- PROBLEM TO WORK ON
In the entries that follow, how many lines contain the word "arrow"? Answer with the number only.

- TASK DATA
__________________________________________________
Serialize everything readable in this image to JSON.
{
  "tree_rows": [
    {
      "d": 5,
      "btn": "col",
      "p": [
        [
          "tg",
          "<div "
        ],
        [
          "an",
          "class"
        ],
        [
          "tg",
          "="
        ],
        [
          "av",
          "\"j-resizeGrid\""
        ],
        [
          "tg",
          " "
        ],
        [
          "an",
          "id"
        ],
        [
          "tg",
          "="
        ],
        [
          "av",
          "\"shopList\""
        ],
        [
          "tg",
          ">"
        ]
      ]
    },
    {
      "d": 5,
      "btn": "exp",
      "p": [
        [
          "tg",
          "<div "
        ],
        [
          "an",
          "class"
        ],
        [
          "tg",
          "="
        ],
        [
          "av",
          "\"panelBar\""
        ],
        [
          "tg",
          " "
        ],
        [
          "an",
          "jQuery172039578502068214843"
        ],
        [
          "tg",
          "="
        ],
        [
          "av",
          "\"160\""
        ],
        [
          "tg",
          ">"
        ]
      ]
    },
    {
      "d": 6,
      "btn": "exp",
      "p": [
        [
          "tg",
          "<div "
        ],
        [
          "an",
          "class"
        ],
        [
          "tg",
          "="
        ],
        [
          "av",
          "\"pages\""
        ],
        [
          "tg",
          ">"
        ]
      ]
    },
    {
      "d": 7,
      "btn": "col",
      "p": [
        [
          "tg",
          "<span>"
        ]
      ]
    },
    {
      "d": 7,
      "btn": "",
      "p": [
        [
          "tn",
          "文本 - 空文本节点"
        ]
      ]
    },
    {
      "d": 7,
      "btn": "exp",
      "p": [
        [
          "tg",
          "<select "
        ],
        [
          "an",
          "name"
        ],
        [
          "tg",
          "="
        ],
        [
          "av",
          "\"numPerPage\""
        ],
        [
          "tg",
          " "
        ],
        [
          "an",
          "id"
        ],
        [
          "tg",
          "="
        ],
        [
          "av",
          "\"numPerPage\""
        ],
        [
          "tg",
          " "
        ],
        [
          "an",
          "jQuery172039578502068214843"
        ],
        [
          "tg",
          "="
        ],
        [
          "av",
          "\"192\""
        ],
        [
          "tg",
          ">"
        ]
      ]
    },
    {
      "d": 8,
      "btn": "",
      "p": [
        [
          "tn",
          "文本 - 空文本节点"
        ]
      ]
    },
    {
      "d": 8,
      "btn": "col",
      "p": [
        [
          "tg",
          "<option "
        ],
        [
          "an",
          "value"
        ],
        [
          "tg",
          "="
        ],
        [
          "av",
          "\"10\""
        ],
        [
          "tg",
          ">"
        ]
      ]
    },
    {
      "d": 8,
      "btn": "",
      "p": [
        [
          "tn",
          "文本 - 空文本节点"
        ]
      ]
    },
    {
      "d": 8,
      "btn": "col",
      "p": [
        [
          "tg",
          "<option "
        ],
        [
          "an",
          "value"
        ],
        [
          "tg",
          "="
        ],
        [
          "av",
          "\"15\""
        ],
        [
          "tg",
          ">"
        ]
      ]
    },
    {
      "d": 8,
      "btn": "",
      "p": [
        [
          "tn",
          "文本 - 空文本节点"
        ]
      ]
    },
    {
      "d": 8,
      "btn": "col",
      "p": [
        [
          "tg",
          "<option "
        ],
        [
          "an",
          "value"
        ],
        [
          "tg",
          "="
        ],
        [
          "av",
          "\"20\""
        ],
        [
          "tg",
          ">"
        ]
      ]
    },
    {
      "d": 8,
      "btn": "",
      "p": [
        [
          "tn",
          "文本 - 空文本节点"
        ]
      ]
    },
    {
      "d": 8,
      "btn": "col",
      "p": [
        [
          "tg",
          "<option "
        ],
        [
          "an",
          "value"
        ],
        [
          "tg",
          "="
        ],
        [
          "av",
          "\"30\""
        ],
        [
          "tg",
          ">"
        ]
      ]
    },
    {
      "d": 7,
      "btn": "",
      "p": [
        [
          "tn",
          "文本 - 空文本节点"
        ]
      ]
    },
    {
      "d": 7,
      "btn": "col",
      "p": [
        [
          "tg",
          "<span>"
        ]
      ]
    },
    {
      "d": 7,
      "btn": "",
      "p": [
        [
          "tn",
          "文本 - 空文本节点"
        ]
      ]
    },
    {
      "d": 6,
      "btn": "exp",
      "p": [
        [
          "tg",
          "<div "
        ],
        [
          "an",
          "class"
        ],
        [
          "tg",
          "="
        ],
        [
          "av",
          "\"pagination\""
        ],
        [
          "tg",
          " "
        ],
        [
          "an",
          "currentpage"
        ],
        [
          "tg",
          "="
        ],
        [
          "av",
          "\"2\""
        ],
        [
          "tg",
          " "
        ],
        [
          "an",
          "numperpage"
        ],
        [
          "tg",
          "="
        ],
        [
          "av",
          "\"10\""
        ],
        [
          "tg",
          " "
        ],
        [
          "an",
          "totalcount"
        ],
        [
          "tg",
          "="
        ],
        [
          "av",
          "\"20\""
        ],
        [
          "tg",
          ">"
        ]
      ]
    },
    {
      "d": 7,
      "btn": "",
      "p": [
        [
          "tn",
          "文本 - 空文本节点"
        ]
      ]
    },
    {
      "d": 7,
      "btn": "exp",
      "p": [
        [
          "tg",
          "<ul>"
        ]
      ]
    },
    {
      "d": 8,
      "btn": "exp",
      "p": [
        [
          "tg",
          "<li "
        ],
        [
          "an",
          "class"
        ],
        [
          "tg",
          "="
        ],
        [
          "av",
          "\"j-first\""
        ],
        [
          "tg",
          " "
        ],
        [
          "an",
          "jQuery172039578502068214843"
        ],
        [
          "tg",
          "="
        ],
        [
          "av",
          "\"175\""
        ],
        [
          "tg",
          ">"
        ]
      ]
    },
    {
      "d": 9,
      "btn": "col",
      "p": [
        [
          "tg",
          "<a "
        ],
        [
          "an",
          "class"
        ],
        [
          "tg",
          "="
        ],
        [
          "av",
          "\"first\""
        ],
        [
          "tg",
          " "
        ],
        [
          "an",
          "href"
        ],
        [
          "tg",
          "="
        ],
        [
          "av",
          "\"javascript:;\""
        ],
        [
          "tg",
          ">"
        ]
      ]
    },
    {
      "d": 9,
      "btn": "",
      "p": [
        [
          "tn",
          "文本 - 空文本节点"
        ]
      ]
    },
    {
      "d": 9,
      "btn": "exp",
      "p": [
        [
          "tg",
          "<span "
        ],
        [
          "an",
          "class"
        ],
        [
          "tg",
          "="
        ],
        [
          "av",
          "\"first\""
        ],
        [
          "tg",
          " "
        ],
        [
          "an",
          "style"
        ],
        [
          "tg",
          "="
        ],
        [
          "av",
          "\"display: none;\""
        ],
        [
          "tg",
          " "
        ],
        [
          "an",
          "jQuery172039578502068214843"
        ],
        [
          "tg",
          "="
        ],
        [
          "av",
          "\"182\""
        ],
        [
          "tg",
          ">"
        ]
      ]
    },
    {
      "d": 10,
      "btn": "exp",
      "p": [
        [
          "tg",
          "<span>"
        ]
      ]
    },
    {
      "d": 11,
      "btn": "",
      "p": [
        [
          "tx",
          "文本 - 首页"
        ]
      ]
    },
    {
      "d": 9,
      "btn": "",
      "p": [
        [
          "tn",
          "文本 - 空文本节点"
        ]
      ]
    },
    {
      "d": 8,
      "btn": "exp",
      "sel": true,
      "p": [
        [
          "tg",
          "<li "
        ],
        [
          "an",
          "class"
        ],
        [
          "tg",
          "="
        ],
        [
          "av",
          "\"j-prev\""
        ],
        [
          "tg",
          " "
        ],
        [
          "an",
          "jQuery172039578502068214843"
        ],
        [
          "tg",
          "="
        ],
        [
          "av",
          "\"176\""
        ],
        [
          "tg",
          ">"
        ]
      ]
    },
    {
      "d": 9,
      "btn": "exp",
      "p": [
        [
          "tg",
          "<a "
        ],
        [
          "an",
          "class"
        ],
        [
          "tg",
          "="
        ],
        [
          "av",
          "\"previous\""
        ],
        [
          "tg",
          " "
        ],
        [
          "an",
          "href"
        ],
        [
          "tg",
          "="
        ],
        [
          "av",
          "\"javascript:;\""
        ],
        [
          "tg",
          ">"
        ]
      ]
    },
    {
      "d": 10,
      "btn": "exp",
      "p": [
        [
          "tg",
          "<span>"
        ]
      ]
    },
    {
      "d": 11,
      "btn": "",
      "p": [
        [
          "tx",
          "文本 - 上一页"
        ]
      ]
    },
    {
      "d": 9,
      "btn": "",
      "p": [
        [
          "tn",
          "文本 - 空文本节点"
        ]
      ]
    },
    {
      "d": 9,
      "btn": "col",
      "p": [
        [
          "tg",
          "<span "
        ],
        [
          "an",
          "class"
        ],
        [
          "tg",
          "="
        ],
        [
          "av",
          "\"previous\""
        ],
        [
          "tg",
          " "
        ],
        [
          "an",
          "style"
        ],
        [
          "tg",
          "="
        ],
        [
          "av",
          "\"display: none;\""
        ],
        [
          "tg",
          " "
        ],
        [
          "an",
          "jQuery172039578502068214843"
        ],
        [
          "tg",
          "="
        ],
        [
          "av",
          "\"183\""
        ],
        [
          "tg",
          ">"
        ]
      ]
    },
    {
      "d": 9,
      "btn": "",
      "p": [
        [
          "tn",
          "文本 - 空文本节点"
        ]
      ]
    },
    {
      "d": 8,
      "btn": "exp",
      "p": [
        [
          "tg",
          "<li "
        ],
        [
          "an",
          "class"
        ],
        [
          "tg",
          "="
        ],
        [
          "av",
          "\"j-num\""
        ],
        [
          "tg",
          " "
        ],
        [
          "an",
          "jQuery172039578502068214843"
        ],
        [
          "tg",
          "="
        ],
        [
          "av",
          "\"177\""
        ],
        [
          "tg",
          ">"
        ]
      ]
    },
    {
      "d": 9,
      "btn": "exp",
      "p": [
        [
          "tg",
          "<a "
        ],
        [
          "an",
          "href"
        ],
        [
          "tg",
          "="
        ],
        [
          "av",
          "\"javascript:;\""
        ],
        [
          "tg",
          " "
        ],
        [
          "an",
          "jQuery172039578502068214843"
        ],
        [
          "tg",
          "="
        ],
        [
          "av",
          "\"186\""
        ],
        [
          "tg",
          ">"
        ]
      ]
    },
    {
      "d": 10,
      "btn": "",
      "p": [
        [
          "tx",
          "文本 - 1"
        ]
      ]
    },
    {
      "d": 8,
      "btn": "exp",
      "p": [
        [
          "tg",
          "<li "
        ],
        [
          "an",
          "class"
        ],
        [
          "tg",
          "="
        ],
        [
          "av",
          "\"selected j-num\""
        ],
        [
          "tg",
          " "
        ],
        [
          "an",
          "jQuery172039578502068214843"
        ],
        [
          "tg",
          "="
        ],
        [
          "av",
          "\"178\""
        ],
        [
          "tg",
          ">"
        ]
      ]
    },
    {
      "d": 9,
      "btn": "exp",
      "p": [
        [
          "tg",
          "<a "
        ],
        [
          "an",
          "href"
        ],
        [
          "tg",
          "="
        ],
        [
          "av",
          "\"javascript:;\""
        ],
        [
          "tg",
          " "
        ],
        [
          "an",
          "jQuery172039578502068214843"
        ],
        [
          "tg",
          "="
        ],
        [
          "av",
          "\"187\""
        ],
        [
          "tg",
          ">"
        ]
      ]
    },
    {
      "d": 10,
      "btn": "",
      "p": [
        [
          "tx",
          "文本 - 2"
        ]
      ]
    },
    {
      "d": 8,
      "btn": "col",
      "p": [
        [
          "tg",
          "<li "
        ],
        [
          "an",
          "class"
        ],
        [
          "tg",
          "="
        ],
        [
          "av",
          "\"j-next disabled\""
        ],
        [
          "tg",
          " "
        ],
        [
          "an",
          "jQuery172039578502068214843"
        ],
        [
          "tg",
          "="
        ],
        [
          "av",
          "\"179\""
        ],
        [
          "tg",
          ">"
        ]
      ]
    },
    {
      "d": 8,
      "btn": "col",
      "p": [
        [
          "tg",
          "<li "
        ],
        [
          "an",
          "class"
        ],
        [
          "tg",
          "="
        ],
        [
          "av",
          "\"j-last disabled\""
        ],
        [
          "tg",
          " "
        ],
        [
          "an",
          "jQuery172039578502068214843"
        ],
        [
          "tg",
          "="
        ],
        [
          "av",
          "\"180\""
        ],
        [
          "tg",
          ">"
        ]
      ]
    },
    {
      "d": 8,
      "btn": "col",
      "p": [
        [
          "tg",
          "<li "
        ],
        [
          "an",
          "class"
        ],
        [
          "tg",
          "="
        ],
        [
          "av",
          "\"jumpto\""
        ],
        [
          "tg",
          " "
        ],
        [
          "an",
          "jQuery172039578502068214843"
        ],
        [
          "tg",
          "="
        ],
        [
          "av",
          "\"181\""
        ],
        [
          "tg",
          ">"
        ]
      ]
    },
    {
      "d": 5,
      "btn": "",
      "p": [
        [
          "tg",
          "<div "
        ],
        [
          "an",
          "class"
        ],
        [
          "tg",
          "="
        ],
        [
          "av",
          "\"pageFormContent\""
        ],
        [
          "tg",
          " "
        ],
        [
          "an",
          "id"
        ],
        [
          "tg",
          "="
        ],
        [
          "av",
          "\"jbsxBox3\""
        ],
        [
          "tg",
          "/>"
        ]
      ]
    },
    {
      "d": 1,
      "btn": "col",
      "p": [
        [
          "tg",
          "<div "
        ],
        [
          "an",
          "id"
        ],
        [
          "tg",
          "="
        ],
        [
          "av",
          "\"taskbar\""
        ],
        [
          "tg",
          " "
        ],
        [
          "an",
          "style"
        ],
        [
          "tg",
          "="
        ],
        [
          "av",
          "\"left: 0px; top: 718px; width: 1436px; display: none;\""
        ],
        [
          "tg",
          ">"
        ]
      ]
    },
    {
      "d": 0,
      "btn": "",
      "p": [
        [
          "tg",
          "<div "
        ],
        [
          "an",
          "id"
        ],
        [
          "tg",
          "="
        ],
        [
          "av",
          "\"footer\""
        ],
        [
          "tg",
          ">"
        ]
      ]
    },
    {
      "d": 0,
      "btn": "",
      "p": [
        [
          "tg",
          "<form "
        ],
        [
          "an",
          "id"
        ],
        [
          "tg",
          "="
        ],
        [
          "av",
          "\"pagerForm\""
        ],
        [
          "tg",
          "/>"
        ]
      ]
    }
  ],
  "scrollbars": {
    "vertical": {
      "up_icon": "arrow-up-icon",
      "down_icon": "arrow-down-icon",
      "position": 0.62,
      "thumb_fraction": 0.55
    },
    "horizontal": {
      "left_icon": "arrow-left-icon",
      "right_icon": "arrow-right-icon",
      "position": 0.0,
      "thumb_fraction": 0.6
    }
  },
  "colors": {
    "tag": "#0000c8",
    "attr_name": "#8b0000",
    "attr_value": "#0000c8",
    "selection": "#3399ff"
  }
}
__________________________________________________
- SOLUTION TO THIS PROBLEM
4